[PROBLEM]:
The entries below are to be transcribed in full, without their images.

[SUPPLIED INFORMATION]:

****************************************

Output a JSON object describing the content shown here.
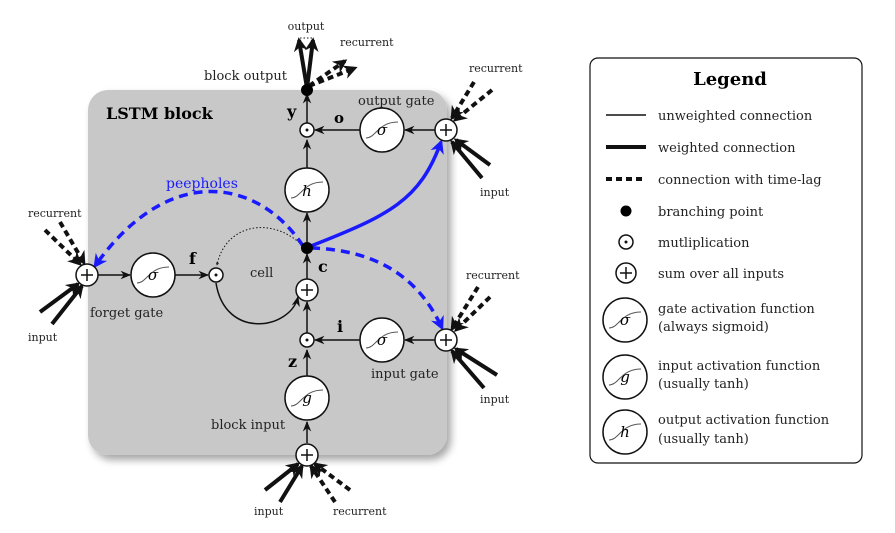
{
  "diagram": {
    "block_title": "LSTM block",
    "labels": {
      "output": "output",
      "recurrent_top": "recurrent",
      "block_output": "block output",
      "y": "y",
      "o": "o",
      "output_gate": "output gate",
      "peepholes": "peepholes",
      "f": "f",
      "cell": "cell",
      "c": "c",
      "forget_gate": "forget gate",
      "i": "i",
      "input_gate": "input gate",
      "z": "z",
      "block_input": "block input",
      "input": "input",
      "recurrent": "recurrent"
    },
    "symbols": {
      "sigma": "σ",
      "g": "g",
      "h": "h",
      "mult": "·",
      "plus": "+"
    },
    "peephole_color": "#1a1aff"
  },
  "legend": {
    "title": "Legend",
    "items": [
      {
        "symbol": "thin-line",
        "label": "unweighted connection"
      },
      {
        "symbol": "thick-line",
        "label": "weighted connection"
      },
      {
        "symbol": "dashed-line",
        "label": "connection with time-lag"
      },
      {
        "symbol": "filled-dot",
        "label": "branching point"
      },
      {
        "symbol": "circle-dot",
        "label": "mutliplication"
      },
      {
        "symbol": "circle-plus",
        "label": "sum over all inputs"
      },
      {
        "symbol": "sigma-circle",
        "label": "gate activation function",
        "label2": "(always sigmoid)"
      },
      {
        "symbol": "g-circle",
        "label": "input activation function",
        "label2": "(usually tanh)"
      },
      {
        "symbol": "h-circle",
        "label": "output activation function",
        "label2": "(usually tanh)"
      }
    ]
  }
}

****************************************

[IN RESPONSE]:
Output a JSON object describing the content shown here.
{
  "diagram": {
    "block_title": "LSTM block",
    "labels": {
      "output": "output",
      "recurrent_top": "recurrent",
      "block_output": "block output",
      "y": "y",
      "o": "o",
      "output_gate": "output gate",
      "peepholes": "peepholes",
      "f": "f",
      "cell": "cell",
      "c": "c",
      "forget_gate": "forget gate",
      "i": "i",
      "input_gate": "input gate",
      "z": "z",
      "block_input": "block input",
      "input": "input",
      "recurrent": "recurrent"
    },
    "symbols": {
      "sigma": "σ",
      "g": "g",
      "h": "h",
      "mult": "·",
      "plus": "+"
    },
    "peephole_color": "#1a1aff"
  },
  "legend": {
    "title": "Legend",
    "items": [
      {
        "symbol": "thin-line",
        "label": "unweighted connection"
      },
      {
        "symbol": "thick-line",
        "label": "weighted connection"
      },
      {
        "symbol": "dashed-line",
        "label": "connection with time-lag"
      },
      {
        "symbol": "filled-dot",
        "label": "branching point"
      },
      {
        "symbol": "circle-dot",
        "label": "mutliplication"
      },
      {
        "symbol": "circle-plus",
        "label": "sum over all inputs"
      },
      {
        "symbol": "sigma-circle",
        "label": "gate activation function",
        "label2": "(always sigmoid)"
      },
      {
        "symbol": "g-circle",
        "label": "input activation function",
        "label2": "(usually tanh)"
      },
      {
        "symbol": "h-circle",
        "label": "output activation function",
        "label2": "(usually tanh)"
      }
    ]
  }
}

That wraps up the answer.